◆ Exercise prompt
Copy each line that holds "الأخرى".

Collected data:
· · · · ·
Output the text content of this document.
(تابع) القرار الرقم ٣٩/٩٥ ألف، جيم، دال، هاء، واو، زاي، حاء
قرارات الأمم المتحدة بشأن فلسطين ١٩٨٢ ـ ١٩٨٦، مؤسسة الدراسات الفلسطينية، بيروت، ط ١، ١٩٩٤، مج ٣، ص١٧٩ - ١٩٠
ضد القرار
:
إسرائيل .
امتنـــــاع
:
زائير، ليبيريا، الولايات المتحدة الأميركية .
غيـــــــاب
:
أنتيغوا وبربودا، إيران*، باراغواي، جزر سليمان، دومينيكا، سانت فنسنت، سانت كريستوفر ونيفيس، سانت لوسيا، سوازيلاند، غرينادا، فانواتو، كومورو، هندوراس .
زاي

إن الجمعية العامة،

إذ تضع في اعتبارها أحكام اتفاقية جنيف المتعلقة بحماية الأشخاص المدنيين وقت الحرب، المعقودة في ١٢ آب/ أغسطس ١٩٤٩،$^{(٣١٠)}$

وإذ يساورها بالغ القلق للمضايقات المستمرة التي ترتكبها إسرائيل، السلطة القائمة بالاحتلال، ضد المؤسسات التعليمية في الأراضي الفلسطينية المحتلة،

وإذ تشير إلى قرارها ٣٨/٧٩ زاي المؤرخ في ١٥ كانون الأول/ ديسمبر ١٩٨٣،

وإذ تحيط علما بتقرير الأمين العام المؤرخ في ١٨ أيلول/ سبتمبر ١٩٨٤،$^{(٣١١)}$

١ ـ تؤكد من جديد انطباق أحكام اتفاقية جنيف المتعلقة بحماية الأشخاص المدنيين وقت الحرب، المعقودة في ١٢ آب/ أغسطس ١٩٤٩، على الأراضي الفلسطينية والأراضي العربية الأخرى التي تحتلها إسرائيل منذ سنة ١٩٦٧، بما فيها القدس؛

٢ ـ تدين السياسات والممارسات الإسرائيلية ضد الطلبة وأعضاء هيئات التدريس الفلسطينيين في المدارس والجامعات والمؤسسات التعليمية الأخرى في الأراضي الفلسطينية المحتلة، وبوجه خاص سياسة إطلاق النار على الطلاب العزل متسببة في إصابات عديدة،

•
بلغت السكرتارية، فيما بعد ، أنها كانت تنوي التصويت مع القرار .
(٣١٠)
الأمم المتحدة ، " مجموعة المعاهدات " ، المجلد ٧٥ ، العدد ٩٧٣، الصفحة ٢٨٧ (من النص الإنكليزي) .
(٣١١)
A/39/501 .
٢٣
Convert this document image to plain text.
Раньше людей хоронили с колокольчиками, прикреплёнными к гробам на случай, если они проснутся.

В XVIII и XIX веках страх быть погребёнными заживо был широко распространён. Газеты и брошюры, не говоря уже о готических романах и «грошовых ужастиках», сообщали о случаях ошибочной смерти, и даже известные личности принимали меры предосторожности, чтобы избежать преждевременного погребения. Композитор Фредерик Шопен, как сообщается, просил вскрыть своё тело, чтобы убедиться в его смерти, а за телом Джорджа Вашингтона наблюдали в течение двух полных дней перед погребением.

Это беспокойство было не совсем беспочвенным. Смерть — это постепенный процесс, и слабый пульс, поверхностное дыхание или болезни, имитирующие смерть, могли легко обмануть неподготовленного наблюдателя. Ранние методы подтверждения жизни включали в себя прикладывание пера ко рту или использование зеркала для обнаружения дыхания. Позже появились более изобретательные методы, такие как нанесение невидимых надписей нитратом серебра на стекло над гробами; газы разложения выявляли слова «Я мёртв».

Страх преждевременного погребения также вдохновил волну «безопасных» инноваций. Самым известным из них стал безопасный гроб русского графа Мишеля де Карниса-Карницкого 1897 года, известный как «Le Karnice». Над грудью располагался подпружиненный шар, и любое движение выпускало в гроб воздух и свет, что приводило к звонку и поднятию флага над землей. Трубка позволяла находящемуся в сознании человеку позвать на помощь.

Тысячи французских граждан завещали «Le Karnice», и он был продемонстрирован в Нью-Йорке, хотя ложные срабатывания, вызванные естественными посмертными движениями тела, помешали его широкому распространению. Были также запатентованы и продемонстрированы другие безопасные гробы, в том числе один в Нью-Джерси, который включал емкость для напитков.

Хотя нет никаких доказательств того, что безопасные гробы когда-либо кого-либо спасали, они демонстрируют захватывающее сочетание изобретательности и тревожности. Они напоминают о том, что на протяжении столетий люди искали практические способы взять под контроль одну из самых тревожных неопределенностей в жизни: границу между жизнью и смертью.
· · · · ·
◆ Written reply
١ ـ تؤكد من جديد انطباق أحكام اتفاقية جنيف المتعلقة بحماية الأشخاص المدنيين وقت الحرب، المعقودة في ١٢ آب/ أغسطس ١٩٤٩، على الأراضي الفلسطينية والأراضي العربية الأخرى التي تحتلها إسرائيل منذ سنة ١٩٦٧، بما فيها القدس؛
٢ ـ تدين السياسات والممارسات الإسرائيلية ضد الطلبة وأعضاء هيئات التدريس الفلسطينيين في المدارس والجامعات والمؤسسات التعليمية الأخرى في الأراضي الفلسطينية المحتلة، وبوجه خاص سياسة إطلاق النار على الطلاب العزل متسببة في إصابات عديدة،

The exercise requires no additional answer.